*** Material provided ***

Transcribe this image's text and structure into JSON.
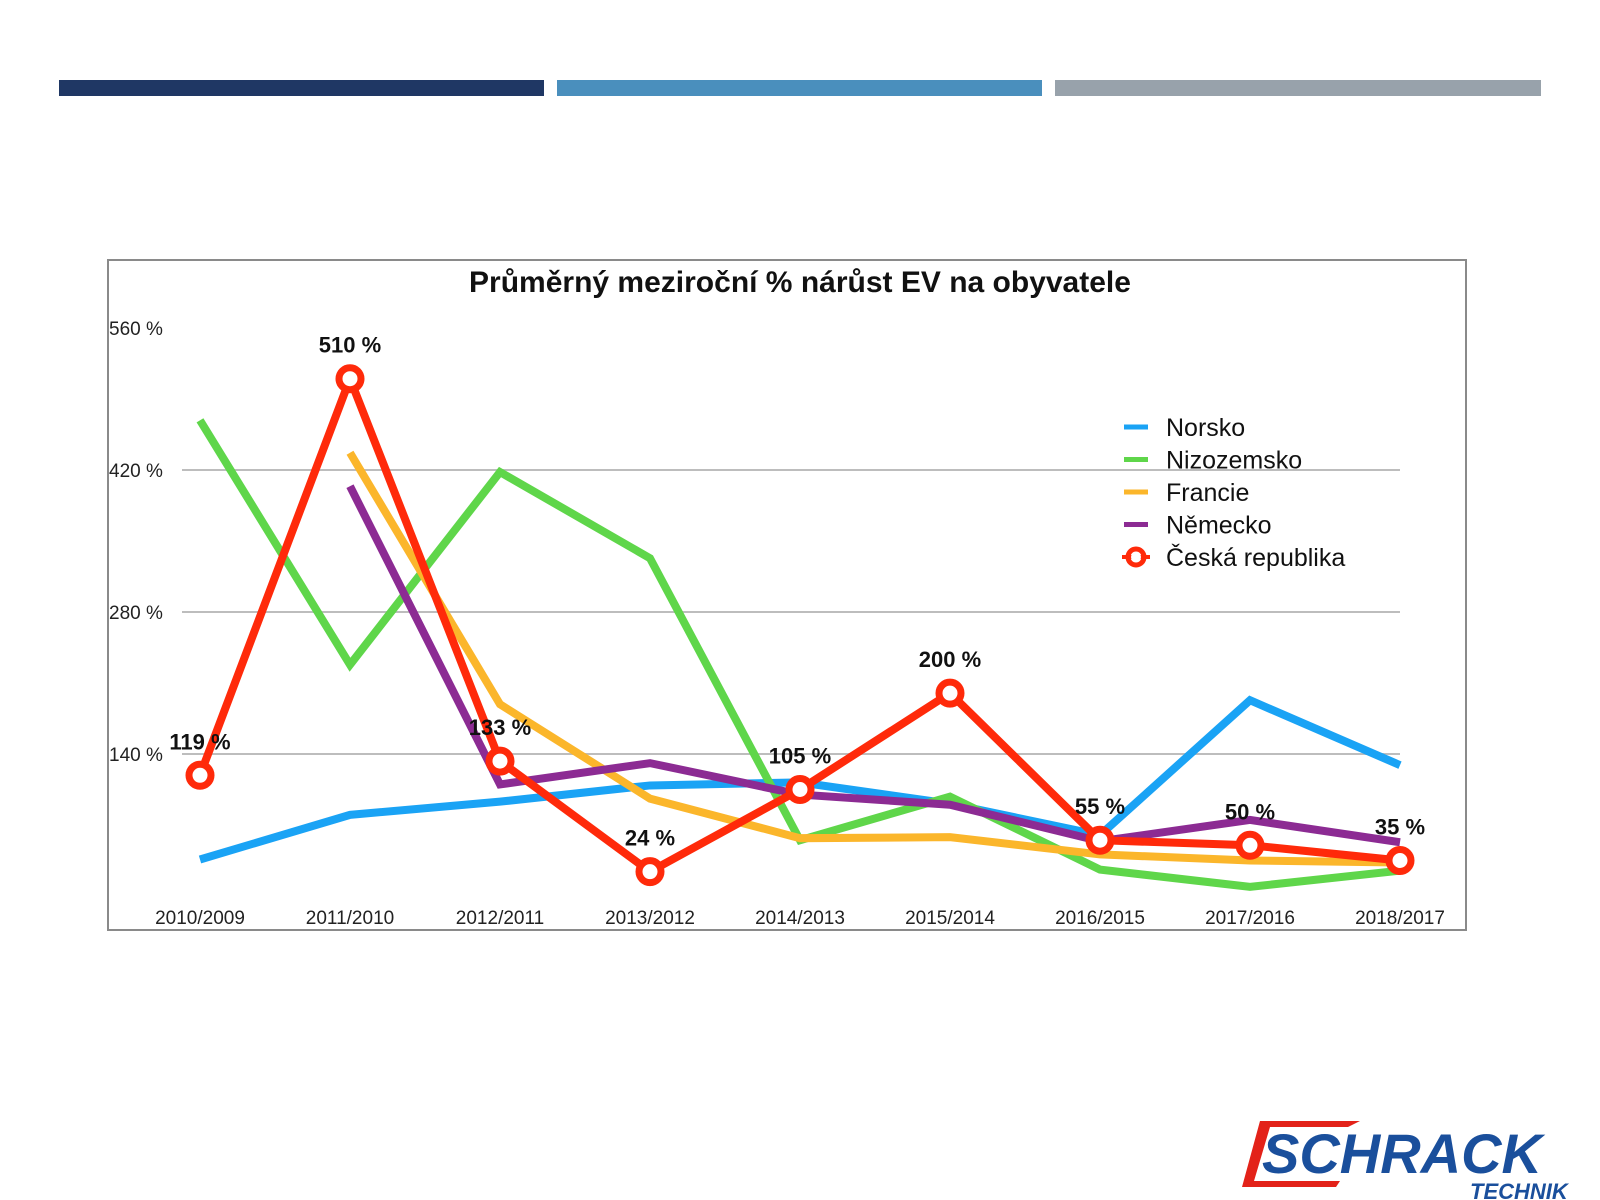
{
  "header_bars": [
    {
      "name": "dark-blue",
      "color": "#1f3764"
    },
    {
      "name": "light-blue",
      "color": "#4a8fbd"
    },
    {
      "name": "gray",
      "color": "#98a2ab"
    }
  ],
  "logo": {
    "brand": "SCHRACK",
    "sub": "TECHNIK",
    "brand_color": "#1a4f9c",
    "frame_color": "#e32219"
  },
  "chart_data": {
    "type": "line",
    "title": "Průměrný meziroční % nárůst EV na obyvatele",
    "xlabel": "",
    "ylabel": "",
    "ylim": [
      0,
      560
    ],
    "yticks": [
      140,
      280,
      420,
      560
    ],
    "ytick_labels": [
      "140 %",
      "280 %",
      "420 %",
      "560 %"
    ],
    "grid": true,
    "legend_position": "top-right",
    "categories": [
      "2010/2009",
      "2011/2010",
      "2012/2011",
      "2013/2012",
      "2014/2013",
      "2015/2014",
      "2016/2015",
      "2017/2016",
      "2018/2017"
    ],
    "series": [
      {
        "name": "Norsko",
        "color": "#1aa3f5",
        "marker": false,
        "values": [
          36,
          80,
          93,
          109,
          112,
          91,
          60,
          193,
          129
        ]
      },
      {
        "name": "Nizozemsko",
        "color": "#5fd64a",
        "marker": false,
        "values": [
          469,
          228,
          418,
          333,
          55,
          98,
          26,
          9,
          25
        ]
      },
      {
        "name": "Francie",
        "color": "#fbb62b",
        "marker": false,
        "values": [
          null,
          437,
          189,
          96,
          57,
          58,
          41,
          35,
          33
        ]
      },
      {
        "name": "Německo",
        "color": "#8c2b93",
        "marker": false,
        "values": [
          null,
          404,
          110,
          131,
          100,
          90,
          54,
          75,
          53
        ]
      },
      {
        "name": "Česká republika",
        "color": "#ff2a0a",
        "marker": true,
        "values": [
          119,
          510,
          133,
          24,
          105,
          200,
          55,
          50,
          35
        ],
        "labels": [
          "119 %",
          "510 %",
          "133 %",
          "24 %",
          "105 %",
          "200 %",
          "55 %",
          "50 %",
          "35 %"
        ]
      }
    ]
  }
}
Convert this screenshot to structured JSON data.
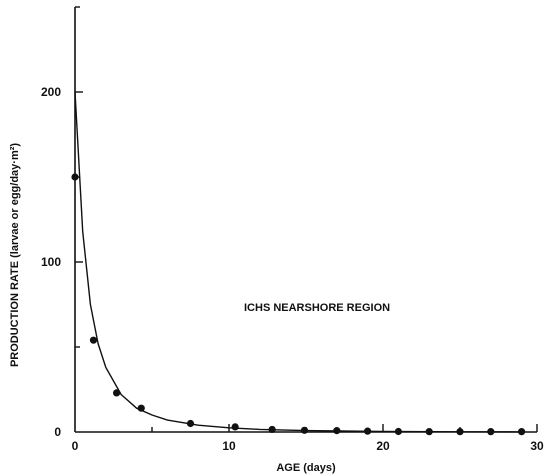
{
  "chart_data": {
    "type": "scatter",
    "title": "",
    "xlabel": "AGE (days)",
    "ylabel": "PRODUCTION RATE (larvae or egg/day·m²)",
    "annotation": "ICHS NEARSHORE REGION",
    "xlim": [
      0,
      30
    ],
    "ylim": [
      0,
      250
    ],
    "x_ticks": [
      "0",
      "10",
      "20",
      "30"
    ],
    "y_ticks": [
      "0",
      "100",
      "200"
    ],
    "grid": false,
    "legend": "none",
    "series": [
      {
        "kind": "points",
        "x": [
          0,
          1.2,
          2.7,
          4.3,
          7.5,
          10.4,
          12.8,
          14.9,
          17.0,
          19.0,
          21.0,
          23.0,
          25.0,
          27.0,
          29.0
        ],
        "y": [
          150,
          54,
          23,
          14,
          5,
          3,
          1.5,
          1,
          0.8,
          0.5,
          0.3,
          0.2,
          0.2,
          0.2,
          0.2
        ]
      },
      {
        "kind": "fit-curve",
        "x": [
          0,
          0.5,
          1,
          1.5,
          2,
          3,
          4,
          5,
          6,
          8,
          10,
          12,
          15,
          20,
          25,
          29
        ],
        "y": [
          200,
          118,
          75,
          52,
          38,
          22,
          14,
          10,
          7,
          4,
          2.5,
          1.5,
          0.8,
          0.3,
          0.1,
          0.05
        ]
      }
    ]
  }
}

***

Directions for this task. Extract all lines from the data in which "ylabel" is found.

Finished answer.
    "ylabel": "",
    "ylabel": "PRODUCTION RATE (larvae or egg/day·m²)",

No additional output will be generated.